↓

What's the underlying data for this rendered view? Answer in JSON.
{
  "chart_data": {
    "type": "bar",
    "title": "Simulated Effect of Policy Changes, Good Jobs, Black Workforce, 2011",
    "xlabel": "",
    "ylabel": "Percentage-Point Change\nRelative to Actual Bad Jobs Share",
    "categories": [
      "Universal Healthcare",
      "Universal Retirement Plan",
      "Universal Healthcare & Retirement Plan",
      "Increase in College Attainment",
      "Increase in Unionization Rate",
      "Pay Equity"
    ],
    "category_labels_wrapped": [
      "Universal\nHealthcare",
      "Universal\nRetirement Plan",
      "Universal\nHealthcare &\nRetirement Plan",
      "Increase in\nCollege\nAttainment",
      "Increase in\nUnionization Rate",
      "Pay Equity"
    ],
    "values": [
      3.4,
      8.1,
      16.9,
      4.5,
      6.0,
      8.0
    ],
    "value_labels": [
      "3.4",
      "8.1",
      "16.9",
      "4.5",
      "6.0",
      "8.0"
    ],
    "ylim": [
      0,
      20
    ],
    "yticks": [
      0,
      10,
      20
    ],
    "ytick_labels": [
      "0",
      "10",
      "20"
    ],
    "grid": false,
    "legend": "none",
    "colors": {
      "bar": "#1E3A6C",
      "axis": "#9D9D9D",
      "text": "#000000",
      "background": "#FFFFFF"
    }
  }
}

↑

WHAT YOU NEED TO DO: Repeat every line of the material exactly as given.

ANSWER TO THE PROBLEM:
What's the underlying data for this rendered view? Answer in JSON.
{
  "chart_data": {
    "type": "bar",
    "title": "Simulated Effect of Policy Changes, Good Jobs, Black Workforce, 2011",
    "xlabel": "",
    "ylabel": "Percentage-Point Change\nRelative to Actual Bad Jobs Share",
    "categories": [
      "Universal Healthcare",
      "Universal Retirement Plan",
      "Universal Healthcare & Retirement Plan",
      "Increase in College Attainment",
      "Increase in Unionization Rate",
      "Pay Equity"
    ],
    "category_labels_wrapped": [
      "Universal\nHealthcare",
      "Universal\nRetirement Plan",
      "Universal\nHealthcare &\nRetirement Plan",
      "Increase in\nCollege\nAttainment",
      "Increase in\nUnionization Rate",
      "Pay Equity"
    ],
    "values": [
      3.4,
      8.1,
      16.9,
      4.5,
      6.0,
      8.0
    ],
    "value_labels": [
      "3.4",
      "8.1",
      "16.9",
      "4.5",
      "6.0",
      "8.0"
    ],
    "ylim": [
      0,
      20
    ],
    "yticks": [
      0,
      10,
      20
    ],
    "ytick_labels": [
      "0",
      "10",
      "20"
    ],
    "grid": false,
    "legend": "none",
    "colors": {
      "bar": "#1E3A6C",
      "axis": "#9D9D9D",
      "text": "#000000",
      "background": "#FFFFFF"
    }
  }
}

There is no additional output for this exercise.